- _Set problem_
Set down all of the entries word for word, omitting the images they contain.

* * * * * * * * *

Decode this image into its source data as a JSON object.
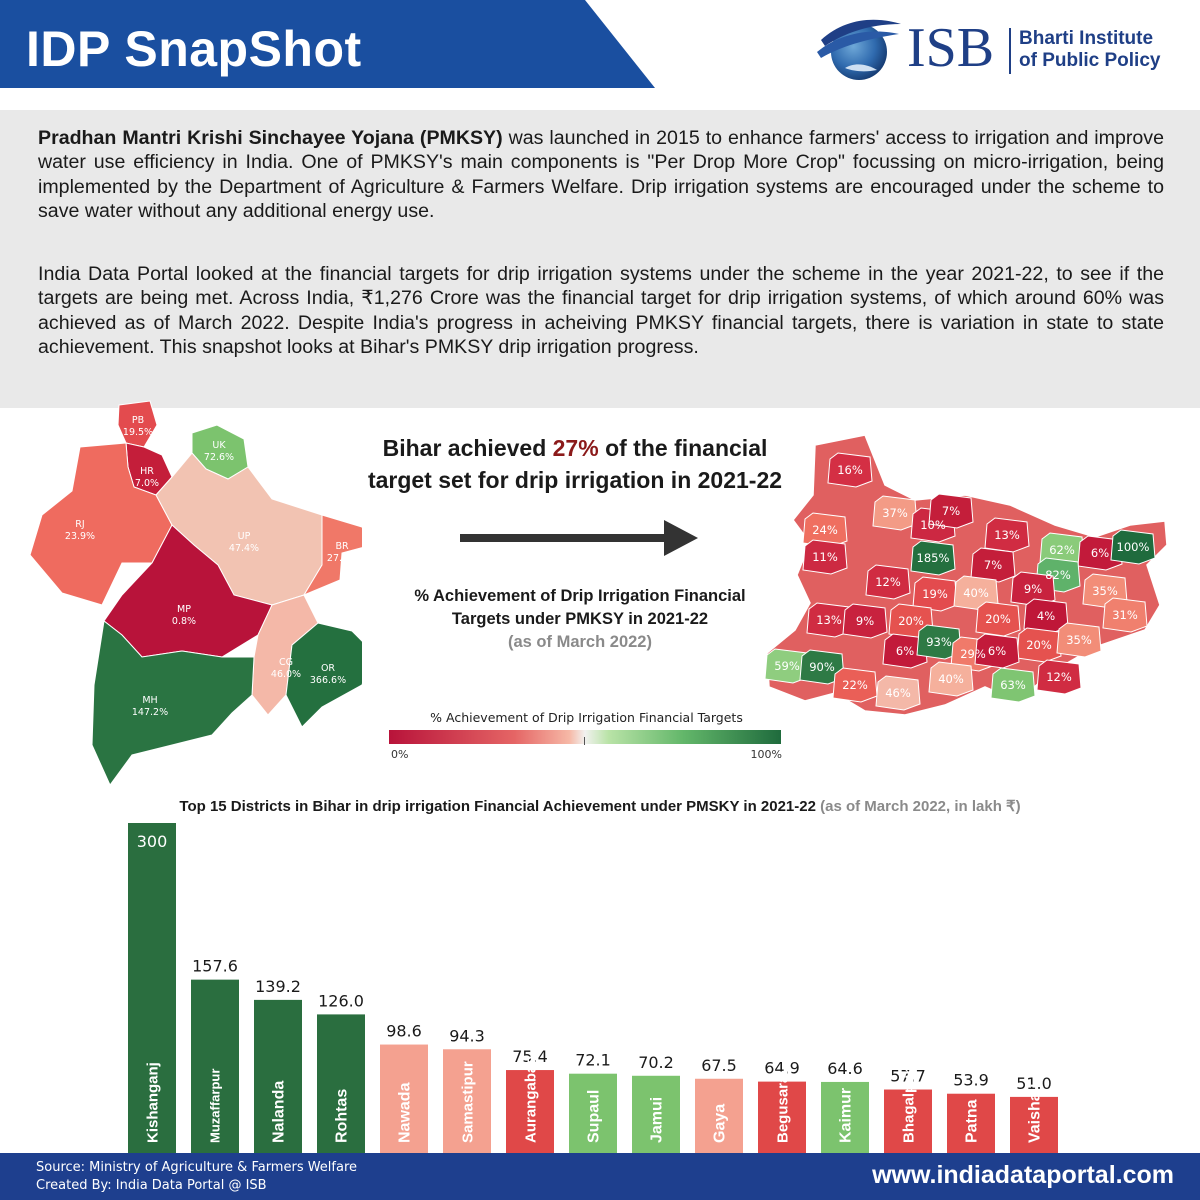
{
  "header": {
    "title": "IDP SnapShot",
    "logo": {
      "name": "ISB",
      "subtitle_line1": "Bharti Institute",
      "subtitle_line2": "of Public Policy"
    }
  },
  "intro": {
    "para1_bold": "Pradhan Mantri Krishi Sinchayee Yojana (PMKSY)",
    "para1_rest": " was launched in 2015 to enhance farmers' access to irrigation and improve water use efficiency in India. One of PMKSY's main components is \"Per Drop More Crop\" focussing on micro-irrigation, being implemented by the Department of Agriculture & Farmers Welfare. Drip irrigation systems are encouraged under the scheme to save water without any additional energy use.",
    "para2": "India Data Portal looked at the financial targets for drip irrigation systems under the scheme in the year 2021-22, to see if the targets are being met. Across India, ₹1,276 Crore was the financial target for drip irrigation systems, of which around 60% was achieved as of March 2022. Despite India's progress in acheiving PMKSY financial targets, there is variation in state to state achievement. This snapshot looks at Bihar's PMKSY drip irrigation progress."
  },
  "headline": {
    "line1_pre": "Bihar achieved ",
    "highlight": "27%",
    "line1_post": " of the financial",
    "line2": "target set for drip irrigation in 2021-22"
  },
  "map_caption": {
    "line1": "% Achievement of Drip Irrigation Financial",
    "line2": "Targets under PMKSY in 2021-22",
    "sub": "(as of March 2022)"
  },
  "legend": {
    "title": "% Achievement of Drip Irrigation Financial Targets",
    "min": "0%",
    "max": "100%"
  },
  "states": [
    {
      "code": "PB",
      "value": "19.5%",
      "color": "#e34b4e"
    },
    {
      "code": "HR",
      "value": "7.0%",
      "color": "#c41e3a"
    },
    {
      "code": "UK",
      "value": "72.6%",
      "color": "#7cc36e"
    },
    {
      "code": "RJ",
      "value": "23.9%",
      "color": "#ef6b5f"
    },
    {
      "code": "UP",
      "value": "47.4%",
      "color": "#f2c3b2"
    },
    {
      "code": "BR",
      "value": "27.0%",
      "color": "#f07868"
    },
    {
      "code": "MP",
      "value": "0.8%",
      "color": "#b8133a"
    },
    {
      "code": "CG",
      "value": "46.0%",
      "color": "#f4b8a8"
    },
    {
      "code": "OR",
      "value": "366.6%",
      "color": "#24703f"
    },
    {
      "code": "MH",
      "value": "147.2%",
      "color": "#2a7442"
    }
  ],
  "districts": [
    {
      "label": "16%",
      "color": "#d42f44"
    },
    {
      "label": "37%",
      "color": "#f39b86"
    },
    {
      "label": "10%",
      "color": "#cc2842"
    },
    {
      "label": "7%",
      "color": "#c41e3a"
    },
    {
      "label": "13%",
      "color": "#d02c42"
    },
    {
      "label": "24%",
      "color": "#ef6f60"
    },
    {
      "label": "185%",
      "color": "#24703f"
    },
    {
      "label": "62%",
      "color": "#8acb7a"
    },
    {
      "label": "6%",
      "color": "#c21a3a"
    },
    {
      "label": "100%",
      "color": "#1f6b3d"
    },
    {
      "label": "11%",
      "color": "#cd2a42"
    },
    {
      "label": "7%",
      "color": "#c41e3a"
    },
    {
      "label": "82%",
      "color": "#5fb26a"
    },
    {
      "label": "9%",
      "color": "#c8223e"
    },
    {
      "label": "12%",
      "color": "#d02c42"
    },
    {
      "label": "19%",
      "color": "#e34b4e"
    },
    {
      "label": "40%",
      "color": "#f5b09c"
    },
    {
      "label": "35%",
      "color": "#f28d78"
    },
    {
      "label": "4%",
      "color": "#bf1738"
    },
    {
      "label": "31%",
      "color": "#f0806e"
    },
    {
      "label": "13%",
      "color": "#d02c42"
    },
    {
      "label": "9%",
      "color": "#c8223e"
    },
    {
      "label": "20%",
      "color": "#e5524f"
    },
    {
      "label": "20%",
      "color": "#e5524f"
    },
    {
      "label": "20%",
      "color": "#e5524f"
    },
    {
      "label": "35%",
      "color": "#f28d78"
    },
    {
      "label": "6%",
      "color": "#c21a3a"
    },
    {
      "label": "93%",
      "color": "#2e7a45"
    },
    {
      "label": "29%",
      "color": "#f07a6a"
    },
    {
      "label": "6%",
      "color": "#c21a3a"
    },
    {
      "label": "59%",
      "color": "#8fcd7f"
    },
    {
      "label": "90%",
      "color": "#2e7a45"
    },
    {
      "label": "63%",
      "color": "#7fc572"
    },
    {
      "label": "22%",
      "color": "#ea5f57"
    },
    {
      "label": "46%",
      "color": "#f4b8a8"
    },
    {
      "label": "40%",
      "color": "#f5b09c"
    },
    {
      "label": "12%",
      "color": "#d02c42"
    }
  ],
  "chart_data": {
    "type": "bar",
    "title": "Top 15 Districts in Bihar in drip irrigation Financial Achievement under PMSKY in 2021-22",
    "subtitle": "(as of March 2022, in lakh ₹)",
    "categories": [
      "Kishanganj",
      "Muzaffarpur",
      "Nalanda",
      "Rohtas",
      "Nawada",
      "Samastipur",
      "Aurangabad",
      "Supaul",
      "Jamui",
      "Gaya",
      "Begusarai",
      "Kaimur",
      "Bhagalpur",
      "Patna",
      "Vaishali"
    ],
    "values": [
      300,
      157.6,
      139.2,
      126.0,
      98.6,
      94.3,
      75.4,
      72.1,
      70.2,
      67.5,
      64.9,
      64.6,
      57.7,
      53.9,
      51.0
    ],
    "value_labels": [
      "300",
      "157.6",
      "139.2",
      "126.0",
      "98.6",
      "94.3",
      "75.4",
      "72.1",
      "70.2",
      "67.5",
      "64.9",
      "64.6",
      "57.7",
      "53.9",
      "51.0"
    ],
    "colors": [
      "#2a6e3f",
      "#2a6e3f",
      "#2a6e3f",
      "#2a6e3f",
      "#f4a190",
      "#f4a190",
      "#e04848",
      "#7cc36e",
      "#7cc36e",
      "#f4a190",
      "#e04848",
      "#7cc36e",
      "#e04848",
      "#e04848",
      "#e04848"
    ],
    "ylim": [
      0,
      300
    ],
    "grid": false,
    "legend": "none"
  },
  "footer": {
    "source": "Source: Ministry of Agriculture & Farmers Welfare",
    "created": "Created By: India Data Portal @ ISB",
    "site": "www.indiadataportal.com"
  }
}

* * * * * * * * *

- _Solution to the problem_
Decode this image into its source data as a JSON object.
{
  "header": {
    "title": "IDP SnapShot",
    "logo": {
      "name": "ISB",
      "subtitle_line1": "Bharti Institute",
      "subtitle_line2": "of Public Policy"
    }
  },
  "intro": {
    "para1_bold": "Pradhan Mantri Krishi Sinchayee Yojana (PMKSY)",
    "para1_rest": " was launched in 2015 to enhance farmers' access to irrigation and improve water use efficiency in India. One of PMKSY's main components is \"Per Drop More Crop\" focussing on micro-irrigation, being implemented by the Department of Agriculture & Farmers Welfare. Drip irrigation systems are encouraged under the scheme to save water without any additional energy use.",
    "para2": "India Data Portal looked at the financial targets for drip irrigation systems under the scheme in the year 2021-22, to see if the targets are being met. Across India, ₹1,276 Crore was the financial target for drip irrigation systems, of which around 60% was achieved as of March 2022. Despite India's progress in acheiving PMKSY financial targets, there is variation in state to state achievement. This snapshot looks at Bihar's PMKSY drip irrigation progress."
  },
  "headline": {
    "line1_pre": "Bihar achieved ",
    "highlight": "27%",
    "line1_post": " of the financial",
    "line2": "target set for drip irrigation in 2021-22"
  },
  "map_caption": {
    "line1": "% Achievement of Drip Irrigation Financial",
    "line2": "Targets under PMKSY in 2021-22",
    "sub": "(as of March 2022)"
  },
  "legend": {
    "title": "% Achievement of Drip Irrigation Financial Targets",
    "min": "0%",
    "max": "100%"
  },
  "states": [
    {
      "code": "PB",
      "value": "19.5%",
      "color": "#e34b4e"
    },
    {
      "code": "HR",
      "value": "7.0%",
      "color": "#c41e3a"
    },
    {
      "code": "UK",
      "value": "72.6%",
      "color": "#7cc36e"
    },
    {
      "code": "RJ",
      "value": "23.9%",
      "color": "#ef6b5f"
    },
    {
      "code": "UP",
      "value": "47.4%",
      "color": "#f2c3b2"
    },
    {
      "code": "BR",
      "value": "27.0%",
      "color": "#f07868"
    },
    {
      "code": "MP",
      "value": "0.8%",
      "color": "#b8133a"
    },
    {
      "code": "CG",
      "value": "46.0%",
      "color": "#f4b8a8"
    },
    {
      "code": "OR",
      "value": "366.6%",
      "color": "#24703f"
    },
    {
      "code": "MH",
      "value": "147.2%",
      "color": "#2a7442"
    }
  ],
  "districts": [
    {
      "label": "16%",
      "color": "#d42f44"
    },
    {
      "label": "37%",
      "color": "#f39b86"
    },
    {
      "label": "10%",
      "color": "#cc2842"
    },
    {
      "label": "7%",
      "color": "#c41e3a"
    },
    {
      "label": "13%",
      "color": "#d02c42"
    },
    {
      "label": "24%",
      "color": "#ef6f60"
    },
    {
      "label": "185%",
      "color": "#24703f"
    },
    {
      "label": "62%",
      "color": "#8acb7a"
    },
    {
      "label": "6%",
      "color": "#c21a3a"
    },
    {
      "label": "100%",
      "color": "#1f6b3d"
    },
    {
      "label": "11%",
      "color": "#cd2a42"
    },
    {
      "label": "7%",
      "color": "#c41e3a"
    },
    {
      "label": "82%",
      "color": "#5fb26a"
    },
    {
      "label": "9%",
      "color": "#c8223e"
    },
    {
      "label": "12%",
      "color": "#d02c42"
    },
    {
      "label": "19%",
      "color": "#e34b4e"
    },
    {
      "label": "40%",
      "color": "#f5b09c"
    },
    {
      "label": "35%",
      "color": "#f28d78"
    },
    {
      "label": "4%",
      "color": "#bf1738"
    },
    {
      "label": "31%",
      "color": "#f0806e"
    },
    {
      "label": "13%",
      "color": "#d02c42"
    },
    {
      "label": "9%",
      "color": "#c8223e"
    },
    {
      "label": "20%",
      "color": "#e5524f"
    },
    {
      "label": "20%",
      "color": "#e5524f"
    },
    {
      "label": "20%",
      "color": "#e5524f"
    },
    {
      "label": "35%",
      "color": "#f28d78"
    },
    {
      "label": "6%",
      "color": "#c21a3a"
    },
    {
      "label": "93%",
      "color": "#2e7a45"
    },
    {
      "label": "29%",
      "color": "#f07a6a"
    },
    {
      "label": "6%",
      "color": "#c21a3a"
    },
    {
      "label": "59%",
      "color": "#8fcd7f"
    },
    {
      "label": "90%",
      "color": "#2e7a45"
    },
    {
      "label": "63%",
      "color": "#7fc572"
    },
    {
      "label": "22%",
      "color": "#ea5f57"
    },
    {
      "label": "46%",
      "color": "#f4b8a8"
    },
    {
      "label": "40%",
      "color": "#f5b09c"
    },
    {
      "label": "12%",
      "color": "#d02c42"
    }
  ],
  "chart_data": {
    "type": "bar",
    "title": "Top 15 Districts in Bihar in drip irrigation Financial Achievement under PMSKY in 2021-22",
    "subtitle": "(as of March 2022, in lakh ₹)",
    "categories": [
      "Kishanganj",
      "Muzaffarpur",
      "Nalanda",
      "Rohtas",
      "Nawada",
      "Samastipur",
      "Aurangabad",
      "Supaul",
      "Jamui",
      "Gaya",
      "Begusarai",
      "Kaimur",
      "Bhagalpur",
      "Patna",
      "Vaishali"
    ],
    "values": [
      300,
      157.6,
      139.2,
      126.0,
      98.6,
      94.3,
      75.4,
      72.1,
      70.2,
      67.5,
      64.9,
      64.6,
      57.7,
      53.9,
      51.0
    ],
    "value_labels": [
      "300",
      "157.6",
      "139.2",
      "126.0",
      "98.6",
      "94.3",
      "75.4",
      "72.1",
      "70.2",
      "67.5",
      "64.9",
      "64.6",
      "57.7",
      "53.9",
      "51.0"
    ],
    "colors": [
      "#2a6e3f",
      "#2a6e3f",
      "#2a6e3f",
      "#2a6e3f",
      "#f4a190",
      "#f4a190",
      "#e04848",
      "#7cc36e",
      "#7cc36e",
      "#f4a190",
      "#e04848",
      "#7cc36e",
      "#e04848",
      "#e04848",
      "#e04848"
    ],
    "ylim": [
      0,
      300
    ],
    "grid": false,
    "legend": "none"
  },
  "footer": {
    "source": "Source: Ministry of Agriculture & Farmers Welfare",
    "created": "Created By: India Data Portal @ ISB",
    "site": "www.indiadataportal.com"
  }
}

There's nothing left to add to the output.